--- Information shown ---
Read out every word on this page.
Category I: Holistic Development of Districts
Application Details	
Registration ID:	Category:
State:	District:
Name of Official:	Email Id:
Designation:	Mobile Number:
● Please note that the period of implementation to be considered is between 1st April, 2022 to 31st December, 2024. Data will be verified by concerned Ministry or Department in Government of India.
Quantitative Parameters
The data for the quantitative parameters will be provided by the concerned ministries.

--- Your objective ---
Every line of the data above should be reproduced word for word.

--- Solution to this task ---
Read out every word on this page.
Category I: Holistic Development of Districts
Application Details	
Registration ID:	Category:
State:	District:
Name of Official:	Email Id:
Designation:	Mobile Number:
● Please note that the period of implementation to be considered is between 1st April, 2022 to 31st December, 2024. Data will be verified by concerned Ministry or Department in Government of India.
Quantitative Parameters
The data for the quantitative parameters will be provided by the concerned ministries.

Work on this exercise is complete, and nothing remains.